#### [Exercise]
Every line of the material below must be repeated exactly.

— Begin Extracted entries —

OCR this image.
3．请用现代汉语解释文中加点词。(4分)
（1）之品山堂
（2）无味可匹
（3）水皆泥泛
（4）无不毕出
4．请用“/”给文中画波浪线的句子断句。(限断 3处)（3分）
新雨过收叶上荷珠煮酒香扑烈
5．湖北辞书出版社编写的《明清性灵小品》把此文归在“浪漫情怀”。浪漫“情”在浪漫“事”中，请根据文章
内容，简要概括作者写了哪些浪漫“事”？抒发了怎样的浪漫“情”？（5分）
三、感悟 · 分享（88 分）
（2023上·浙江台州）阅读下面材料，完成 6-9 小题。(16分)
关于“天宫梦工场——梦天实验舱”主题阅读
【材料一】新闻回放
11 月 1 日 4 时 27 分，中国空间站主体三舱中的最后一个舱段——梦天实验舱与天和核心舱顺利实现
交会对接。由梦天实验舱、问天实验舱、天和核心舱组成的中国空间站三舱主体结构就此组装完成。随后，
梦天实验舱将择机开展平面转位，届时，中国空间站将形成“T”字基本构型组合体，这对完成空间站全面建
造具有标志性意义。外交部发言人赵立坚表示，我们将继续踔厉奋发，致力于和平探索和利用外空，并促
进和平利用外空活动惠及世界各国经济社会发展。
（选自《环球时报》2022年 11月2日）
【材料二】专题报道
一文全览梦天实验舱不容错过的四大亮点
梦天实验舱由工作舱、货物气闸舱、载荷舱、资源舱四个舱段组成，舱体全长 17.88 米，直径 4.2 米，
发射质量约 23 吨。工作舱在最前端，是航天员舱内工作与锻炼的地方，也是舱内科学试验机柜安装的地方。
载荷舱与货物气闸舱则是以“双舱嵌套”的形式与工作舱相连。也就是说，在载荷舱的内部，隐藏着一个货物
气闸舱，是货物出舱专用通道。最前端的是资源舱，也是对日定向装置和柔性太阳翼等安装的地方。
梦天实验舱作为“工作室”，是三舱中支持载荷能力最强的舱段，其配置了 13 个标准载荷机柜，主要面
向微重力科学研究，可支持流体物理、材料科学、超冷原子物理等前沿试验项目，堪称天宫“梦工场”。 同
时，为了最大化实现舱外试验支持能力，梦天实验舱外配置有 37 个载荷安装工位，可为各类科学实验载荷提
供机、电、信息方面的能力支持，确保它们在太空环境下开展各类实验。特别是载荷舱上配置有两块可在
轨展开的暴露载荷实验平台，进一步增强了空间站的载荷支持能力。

— End Extracted entries —

#### [The reply]
OCR this image.
3．请用现代汉语解释文中加点词。(4分)
（1）之品山堂
（2）无味可匹
（3）水皆泥泛
（4）无不毕出
4．请用“/”给文中画波浪线的句子断句。(限断 3处)（3分）
新雨过收叶上荷珠煮酒香扑烈
5．湖北辞书出版社编写的《明清性灵小品》把此文归在“浪漫情怀”。浪漫“情”在浪漫“事”中，请根据文章
内容，简要概括作者写了哪些浪漫“事”？抒发了怎样的浪漫“情”？（5分）
三、感悟 · 分享（88 分）
（2023上·浙江台州）阅读下面材料，完成 6-9 小题。(16分)
关于“天宫梦工场——梦天实验舱”主题阅读
【材料一】新闻回放
11 月 1 日 4 时 27 分，中国空间站主体三舱中的最后一个舱段——梦天实验舱与天和核心舱顺利实现
交会对接。由梦天实验舱、问天实验舱、天和核心舱组成的中国空间站三舱主体结构就此组装完成。随后，
梦天实验舱将择机开展平面转位，届时，中国空间站将形成“T”字基本构型组合体，这对完成空间站全面建
造具有标志性意义。外交部发言人赵立坚表示，我们将继续踔厉奋发，致力于和平探索和利用外空，并促
进和平利用外空活动惠及世界各国经济社会发展。
（选自《环球时报》2022年 11月2日）
【材料二】专题报道
一文全览梦天实验舱不容错过的四大亮点
梦天实验舱由工作舱、货物气闸舱、载荷舱、资源舱四个舱段组成，舱体全长 17.88 米，直径 4.2 米，
发射质量约 23 吨。工作舱在最前端，是航天员舱内工作与锻炼的地方，也是舱内科学试验机柜安装的地方。
载荷舱与货物气闸舱则是以“双舱嵌套”的形式与工作舱相连。也就是说，在载荷舱的内部，隐藏着一个货物
气闸舱，是货物出舱专用通道。最前端的是资源舱，也是对日定向装置和柔性太阳翼等安装的地方。
梦天实验舱作为“工作室”，是三舱中支持载荷能力最强的舱段，其配置了 13 个标准载荷机柜，主要面
向微重力科学研究，可支持流体物理、材料科学、超冷原子物理等前沿试验项目，堪称天宫“梦工场”。 同
时，为了最大化实现舱外试验支持能力，梦天实验舱外配置有 37 个载荷安装工位，可为各类科学实验载荷提
供机、电、信息方面的能力支持，确保它们在太空环境下开展各类实验。特别是载荷舱上配置有两块可在
轨展开的暴露载荷实验平台，进一步增强了空间站的载荷支持能力。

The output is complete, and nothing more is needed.